(Dataset items)
+ + +
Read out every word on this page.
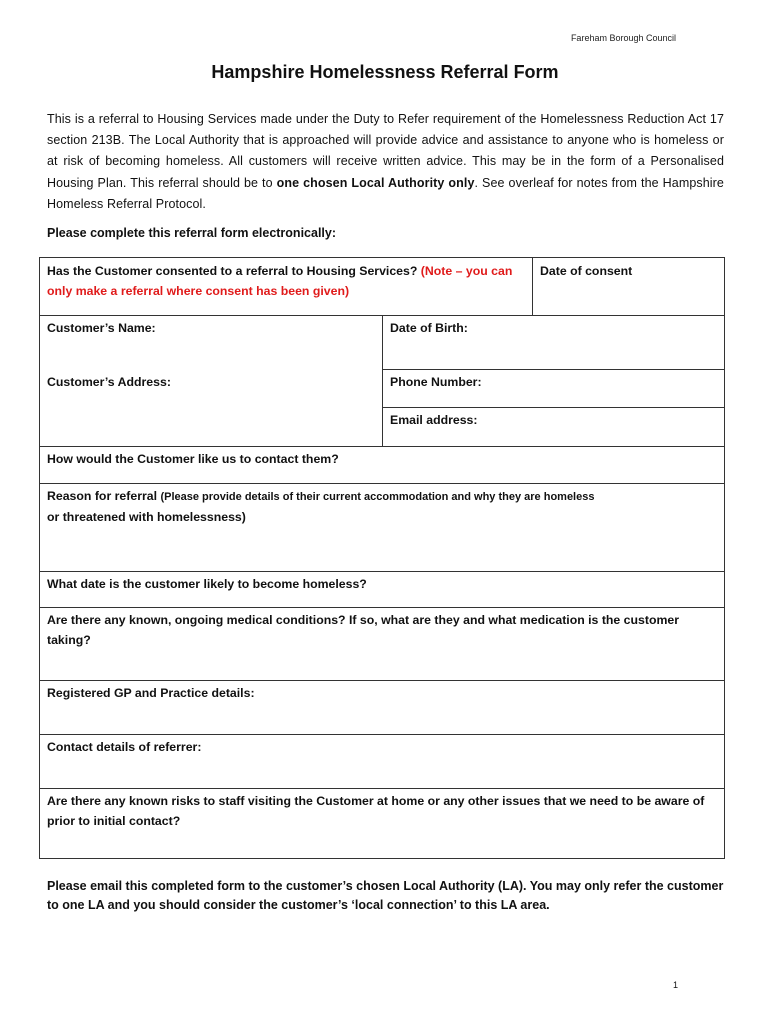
Fareham Borough Council
Hampshire Homelessness Referral Form

This is a referral to Housing Services made under the Duty to Refer requirement of the Homelessness Reduction Act 17 section 213B. The Local Authority that is approached will provide advice and assistance to anyone who is homeless or at risk of becoming homeless. All customers will receive written advice. This may be in the form of a Personalised Housing Plan. This referral should be to one chosen Local Authority only. See overleaf for notes from the Hampshire Homeless Referral Protocol.

Please complete this referral form electronically:

Has the Customer consented to a referral to Housing Services? (Note – you can only make a referral where consent has been given)
Date of consent
Customer’s Name:	Date of Birth:
Customer’s Address:	Phone Number:
Email address:
How would the Customer like us to contact them?
Reason for referral (Please provide details of their current accommodation and why they are homeless
or threatened with homelessness)
What date is the customer likely to become homeless?
Are there any known, ongoing medical conditions? If so, what are they and what medication is the customer taking?
Registered GP and Practice details:
Contact details of referrer:
Are there any known risks to staff visiting the Customer at home or any other issues that we need to be aware of prior to initial contact?

Please email this completed form to the customer’s chosen Local Authority (LA). You may only refer the customer to one LA and you should consider the customer’s ‘local connection’ to this LA area.

1
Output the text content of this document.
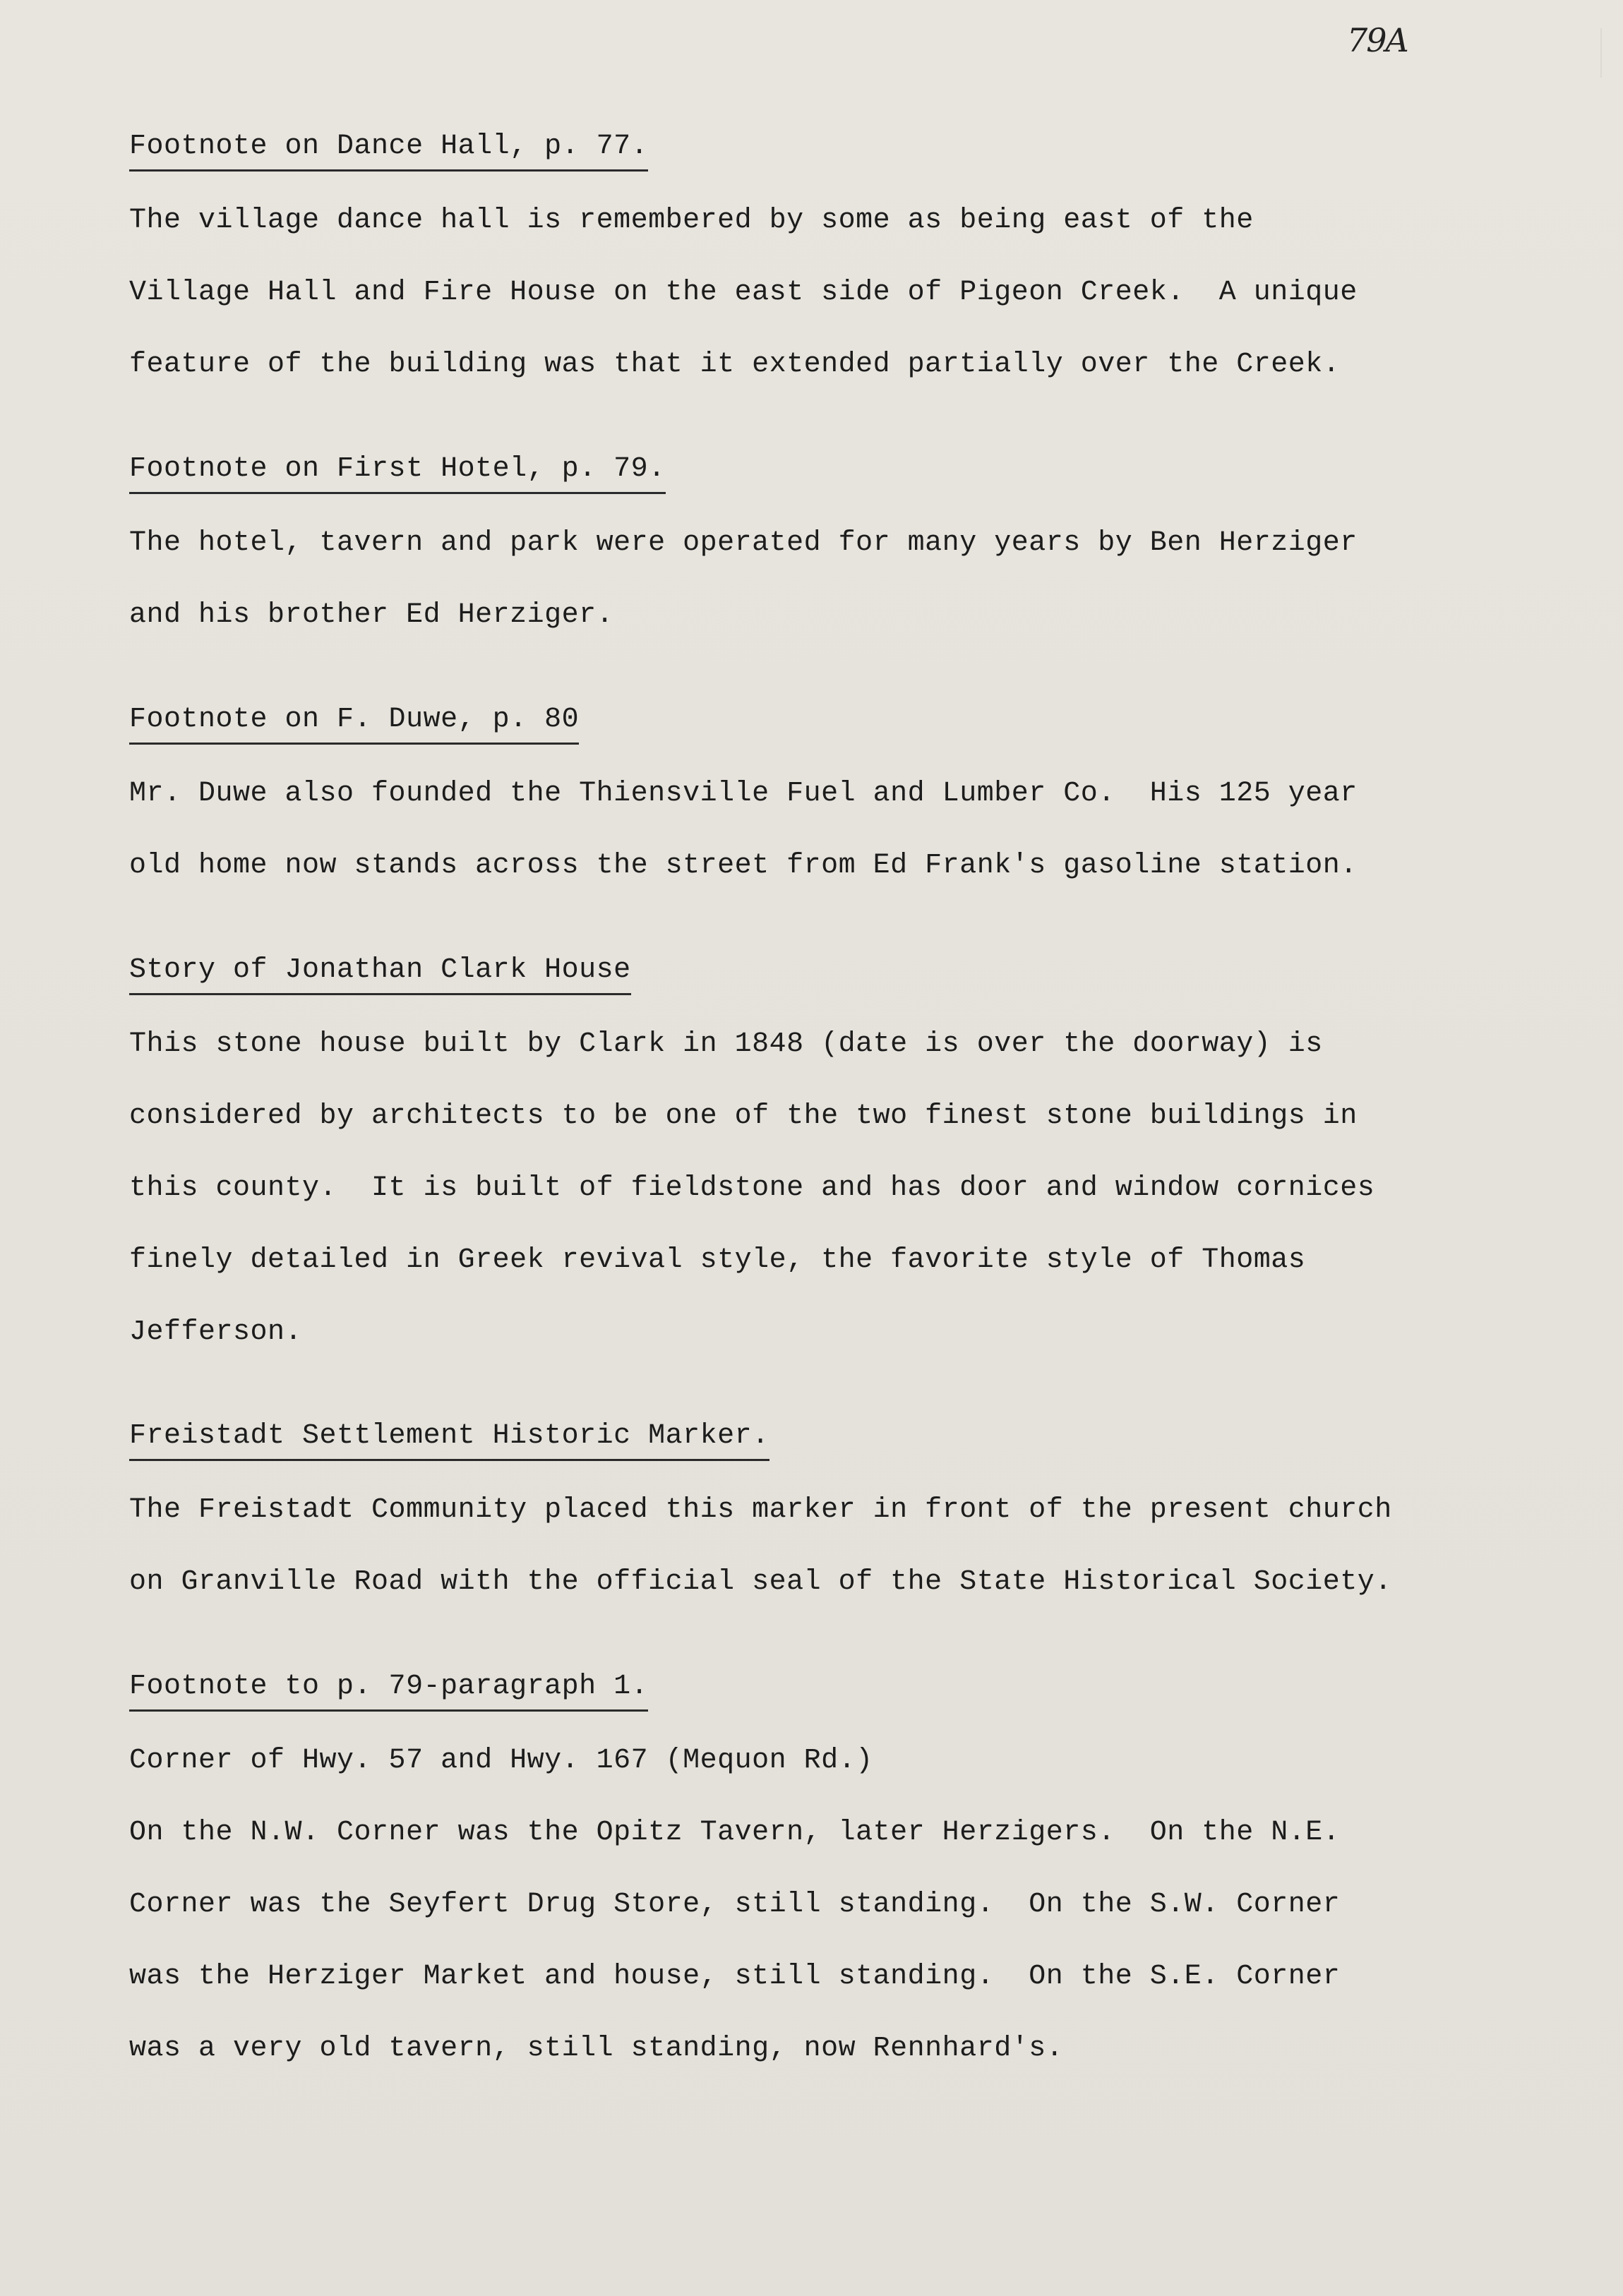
79A
Footnote on Dance Hall, p. 77.
The village dance hall is remembered by some as being east of the
Village Hall and Fire House on the east side of Pigeon Creek.  A unique
feature of the building was that it extended partially over the Creek.
Footnote on First Hotel, p. 79.
The hotel, tavern and park were operated for many years by Ben Herziger
and his brother Ed Herziger.
Footnote on F. Duwe, p. 80
Mr. Duwe also founded the Thiensville Fuel and Lumber Co.  His 125 year
old home now stands across the street from Ed Frank's gasoline station.
Story of Jonathan Clark House
This stone house built by Clark in 1848 (date is over the doorway) is
considered by architects to be one of the two finest stone buildings in
this county.  It is built of fieldstone and has door and window cornices
finely detailed in Greek revival style, the favorite style of Thomas
Jefferson.
Freistadt Settlement Historic Marker.
The Freistadt Community placed this marker in front of the present church
on Granville Road with the official seal of the State Historical Society.
Footnote to p. 79-paragraph 1.
Corner of Hwy. 57 and Hwy. 167 (Mequon Rd.)
On the N.W. Corner was the Opitz Tavern, later Herzigers.  On the N.E.
Corner was the Seyfert Drug Store, still standing.  On the S.W. Corner
was the Herziger Market and house, still standing.  On the S.E. Corner
was a very old tavern, still standing, now Rennhard's.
+ + +
* _EXERCISE AIM_
Extract all the data above exactly, excluding every picture.

* _FULL SOLUTION_
Read out every word on this page.
Fareham Borough Council
Hampshire Homelessness Referral Form

This is a referral to Housing Services made under the Duty to Refer requirement of the Homelessness Reduction Act 17 section 213B. The Local Authority that is approached will provide advice and assistance to anyone who is homeless or at risk of becoming homeless. All customers will receive written advice. This may be in the form of a Personalised Housing Plan. This referral should be to one chosen Local Authority only. See overleaf for notes from the Hampshire Homeless Referral Protocol.

Please complete this referral form electronically:

Has the Customer consented to a referral to Housing Services? (Note – you can only make a referral where consent has been given)
Date of consent
Customer’s Name:	Date of Birth:
Customer’s Address:	Phone Number:
Email address:
How would the Customer like us to contact them?
Reason for referral (Please provide details of their current accommodation and why they are homeless
or threatened with homelessness)
What date is the customer likely to become homeless?
Are there any known, ongoing medical conditions? If so, what are they and what medication is the customer taking?
Registered GP and Practice details:
Contact details of referrer:
Are there any known risks to staff visiting the Customer at home or any other issues that we need to be aware of prior to initial contact?

Please email this completed form to the customer’s chosen Local Authority (LA). You may only refer the customer to one LA and you should consider the customer’s ‘local connection’ to this LA area.

1
Output the text content of this document.
79A
Footnote on Dance Hall, p. 77.
The village dance hall is remembered by some as being east of the
Village Hall and Fire House on the east side of Pigeon Creek.  A unique
feature of the building was that it extended partially over the Creek.
Footnote on First Hotel, p. 79.
The hotel, tavern and park were operated for many years by Ben Herziger
and his brother Ed Herziger.
Footnote on F. Duwe, p. 80
Mr. Duwe also founded the Thiensville Fuel and Lumber Co.  His 125 year
old home now stands across the street from Ed Frank's gasoline station.
Story of Jonathan Clark House
This stone house built by Clark in 1848 (date is over the doorway) is
considered by architects to be one of the two finest stone buildings in
this county.  It is built of fieldstone and has door and window cornices
finely detailed in Greek revival style, the favorite style of Thomas
Jefferson.
Freistadt Settlement Historic Marker.
The Freistadt Community placed this marker in front of the present church
on Granville Road with the official seal of the State Historical Society.
Footnote to p. 79-paragraph 1.
Corner of Hwy. 57 and Hwy. 167 (Mequon Rd.)
On the N.W. Corner was the Opitz Tavern, later Herzigers.  On the N.E.
Corner was the Seyfert Drug Store, still standing.  On the S.W. Corner
was the Herziger Market and house, still standing.  On the S.E. Corner
was a very old tavern, still standing, now Rennhard's.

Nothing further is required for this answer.